Data excerpts

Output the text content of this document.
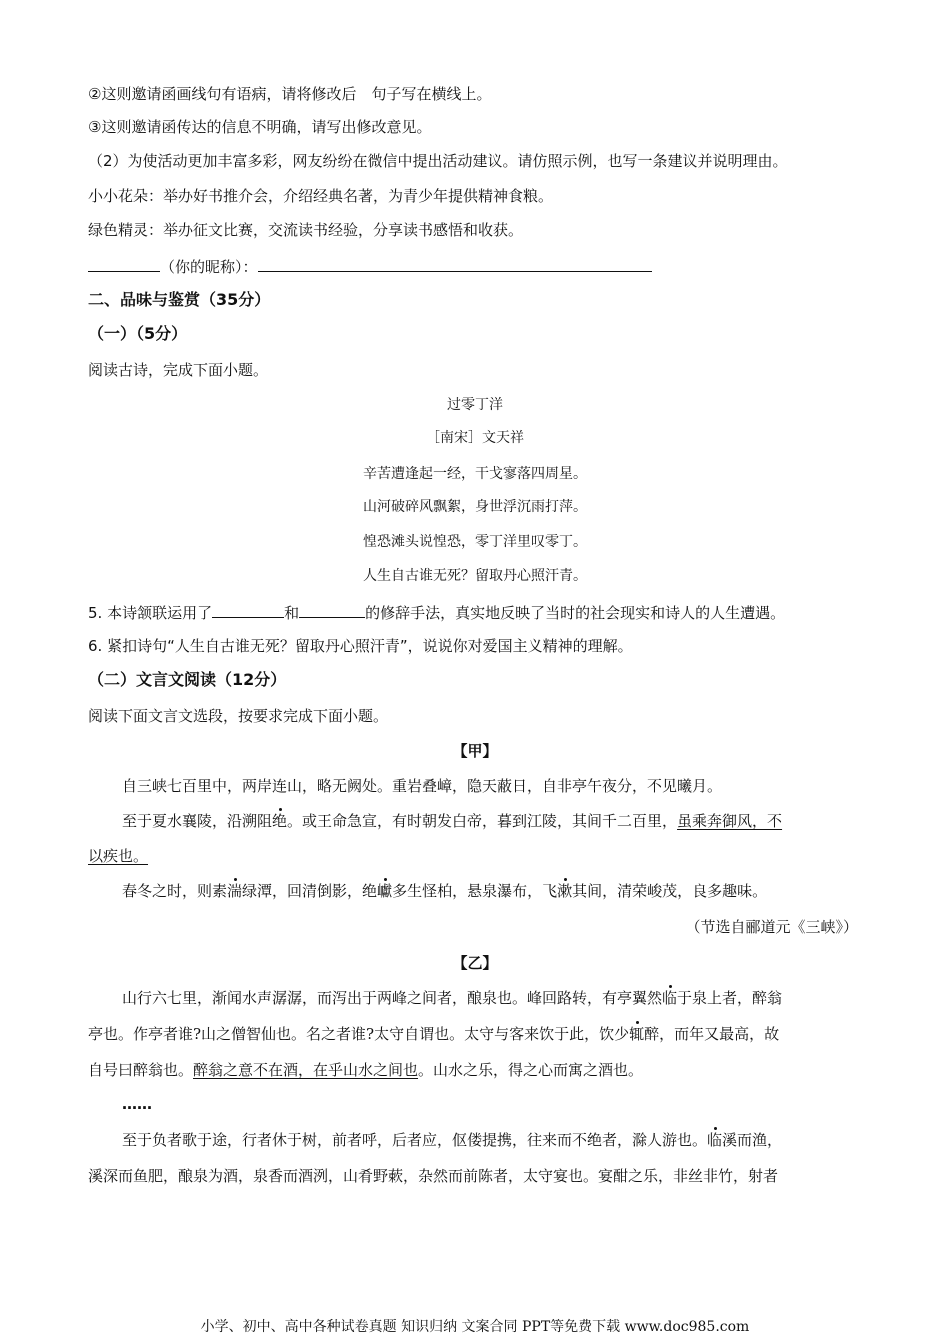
②这则邀请函画线句有语病，请将修改后　句子写在横线上。
③这则邀请函传达的信息不明确，请写出修改意见。
（2）为使活动更加丰富多彩，网友纷纷在微信中提出活动建议。请仿照示例，也写一条建议并说明理由。
小小花朵：举办好书推介会，介绍经典名著，为青少年提供精神食粮。
绿色精灵：举办征文比赛，交流读书经验，分享读书感悟和收获。
（你的昵称）：
二、品味与鉴赏（35分）
（一）（5分）
阅读古诗，完成下面小题。
过零丁洋
［南宋］文天祥
辛苦遭逢起一经，干戈寥落四周星。
山河破碎风飘絮，身世浮沉雨打萍。
惶恐滩头说惶恐，零丁洋里叹零丁。
人生自古谁无死？留取丹心照汗青。
5. 本诗颔联运用了	和	的修辞手法，真实地反映了当时的社会现实和诗人的人生遭遇。
6. 紧扣诗句“人生自古谁无死？留取丹心照汗青”，说说你对爱国主义精神的理解。
（二）文言文阅读（12分）
阅读下面文言文选段，按要求完成下面小题。
【甲】
自三峡七百里中，两岸连山，略无阙处。重岩叠嶂，隐天蔽日，自非亭午夜分，不见曦月。
至于夏水襄陵，沿溯阻绝。或王命急宣，有时朝发白帝，暮到江陵，其间千二百里，虽乘奔御风，不
以疾也。
春冬之时，则素湍绿潭，回清倒影，绝巘多生怪柏，悬泉瀑布，飞漱其间，清荣峻茂，良多趣味。
（节选自郦道元《三峡》）
【乙】
山行六七里，渐闻水声潺潺，而泻出于两峰之间者，酿泉也。峰回路转，有亭翼然临于泉上者，醉翁
亭也。作亭者谁?山之僧智仙也。名之者谁?太守自谓也。太守与客来饮于此，饮少辄醉，而年又最高，故
自号曰醉翁也。醉翁之意不在酒，在乎山水之间也。山水之乐，得之心而寓之酒也。
……
至于负者歌于途，行者休于树，前者呼，后者应，伛偻提携，往来而不绝者，滁人游也。临溪而渔，
溪深而鱼肥，酿泉为酒，泉香而酒洌，山肴野蔌，杂然而前陈者，太守宴也。宴酣之乐，非丝非竹，射者
小学、初中、高中各种试卷真题 知识归纳 文案合同 PPT等免费下载 www.doc985.com
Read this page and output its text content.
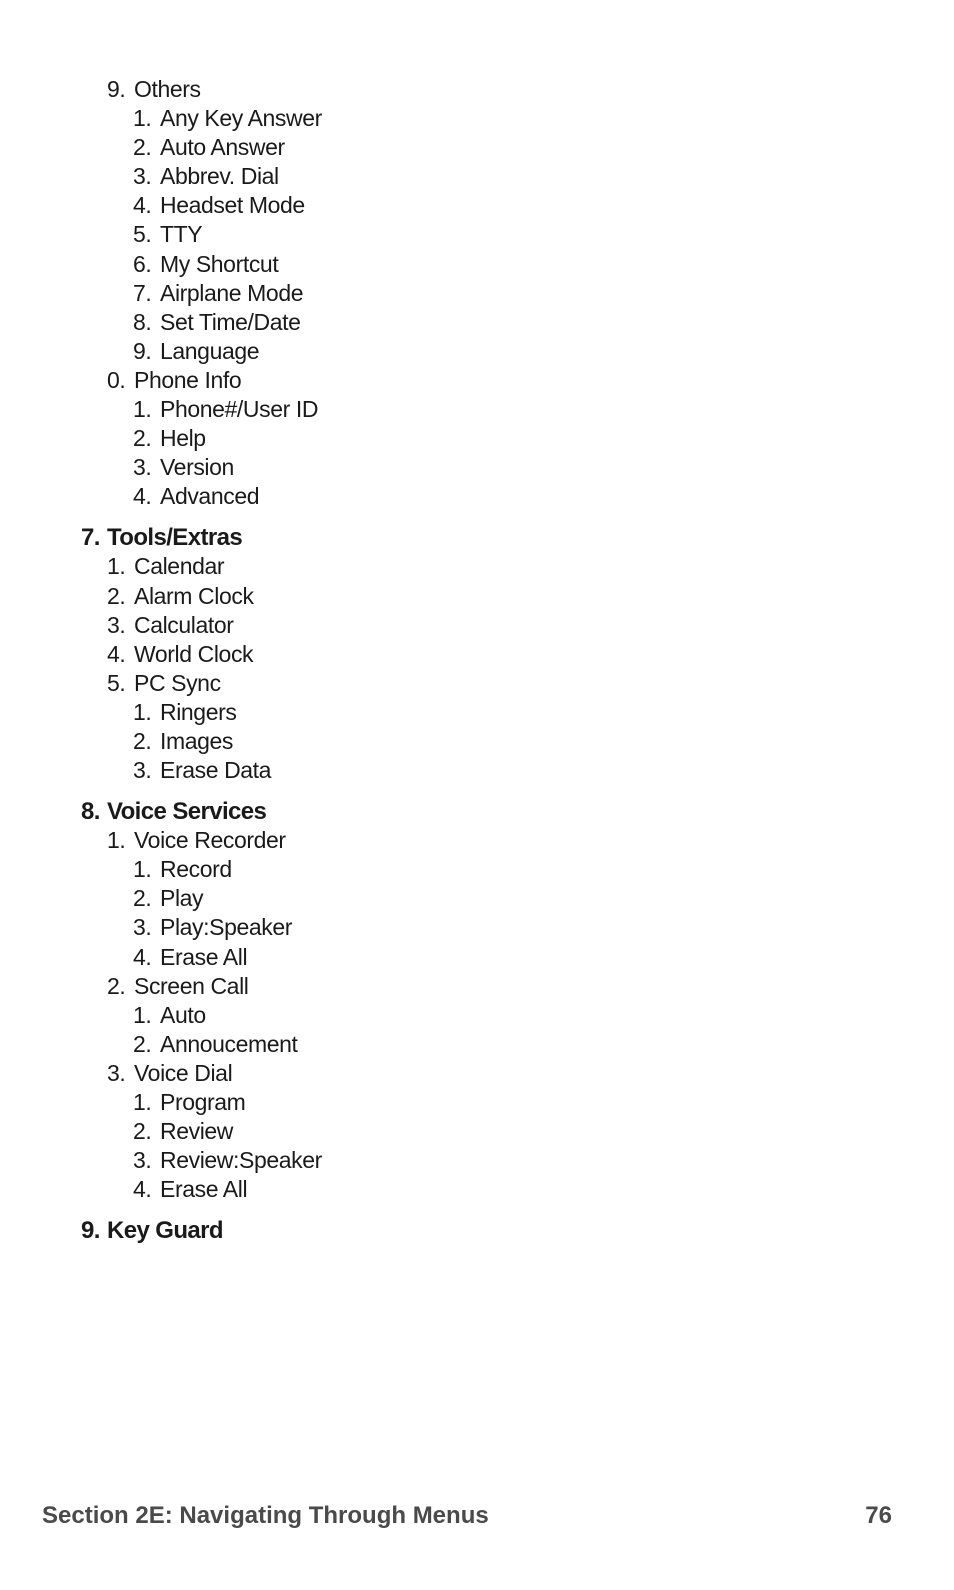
9. Others
1. Any Key Answer
2. Auto Answer
3. Abbrev. Dial
4. Headset Mode
5. TTY
6. My Shortcut
7. Airplane Mode
8. Set Time/Date
9. Language
0. Phone Info
1. Phone#/User ID
2. Help
3. Version
4. Advanced
7. Tools/Extras
1. Calendar
2. Alarm Clock
3. Calculator
4. World Clock
5. PC Sync
1. Ringers
2. Images
3. Erase Data
8. Voice Services
1. Voice Recorder
1. Record
2. Play
3. Play:Speaker
4. Erase All
2. Screen Call
1. Auto
2. Annoucement
3. Voice Dial
1. Program
2. Review
3. Review:Speaker
4. Erase All
9. Key Guard
Section 2E: Navigating Through Menus	76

Directions for this task:
Give every line above again exactly, with no pictures.

Task solution:
Output the text content of this document.
②这则邀请函画线句有语病，请将修改后　句子写在横线上。
③这则邀请函传达的信息不明确，请写出修改意见。
（2）为使活动更加丰富多彩，网友纷纷在微信中提出活动建议。请仿照示例，也写一条建议并说明理由。
小小花朵：举办好书推介会，介绍经典名著，为青少年提供精神食粮。
绿色精灵：举办征文比赛，交流读书经验，分享读书感悟和收获。
（你的昵称）：
二、品味与鉴赏（35分）
（一）（5分）
阅读古诗，完成下面小题。
过零丁洋
［南宋］文天祥
辛苦遭逢起一经，干戈寥落四周星。
山河破碎风飘絮，身世浮沉雨打萍。
惶恐滩头说惶恐，零丁洋里叹零丁。
人生自古谁无死？留取丹心照汗青。
5. 本诗颔联运用了	和	的修辞手法，真实地反映了当时的社会现实和诗人的人生遭遇。
6. 紧扣诗句“人生自古谁无死？留取丹心照汗青”，说说你对爱国主义精神的理解。
（二）文言文阅读（12分）
阅读下面文言文选段，按要求完成下面小题。
【甲】
自三峡七百里中，两岸连山，略无阙处。重岩叠嶂，隐天蔽日，自非亭午夜分，不见曦月。
至于夏水襄陵，沿溯阻绝。或王命急宣，有时朝发白帝，暮到江陵，其间千二百里，虽乘奔御风，不
以疾也。
春冬之时，则素湍绿潭，回清倒影，绝巘多生怪柏，悬泉瀑布，飞漱其间，清荣峻茂，良多趣味。
（节选自郦道元《三峡》）
【乙】
山行六七里，渐闻水声潺潺，而泻出于两峰之间者，酿泉也。峰回路转，有亭翼然临于泉上者，醉翁
亭也。作亭者谁?山之僧智仙也。名之者谁?太守自谓也。太守与客来饮于此，饮少辄醉，而年又最高，故
自号曰醉翁也。醉翁之意不在酒，在乎山水之间也。山水之乐，得之心而寓之酒也。
……
至于负者歌于途，行者休于树，前者呼，后者应，伛偻提携，往来而不绝者，滁人游也。临溪而渔，
溪深而鱼肥，酿泉为酒，泉香而酒洌，山肴野蔌，杂然而前陈者，太守宴也。宴酣之乐，非丝非竹，射者
小学、初中、高中各种试卷真题 知识归纳 文案合同 PPT等免费下载 www.doc985.com
Read this page and output its text content.
9. Others
1. Any Key Answer
2. Auto Answer
3. Abbrev. Dial
4. Headset Mode
5. TTY
6. My Shortcut
7. Airplane Mode
8. Set Time/Date
9. Language
0. Phone Info
1. Phone#/User ID
2. Help
3. Version
4. Advanced
7. Tools/Extras
1. Calendar
2. Alarm Clock
3. Calculator
4. World Clock
5. PC Sync
1. Ringers
2. Images
3. Erase Data
8. Voice Services
1. Voice Recorder
1. Record
2. Play
3. Play:Speaker
4. Erase All
2. Screen Call
1. Auto
2. Annoucement
3. Voice Dial
1. Program
2. Review
3. Review:Speaker
4. Erase All
9. Key Guard
Section 2E: Navigating Through Menus	76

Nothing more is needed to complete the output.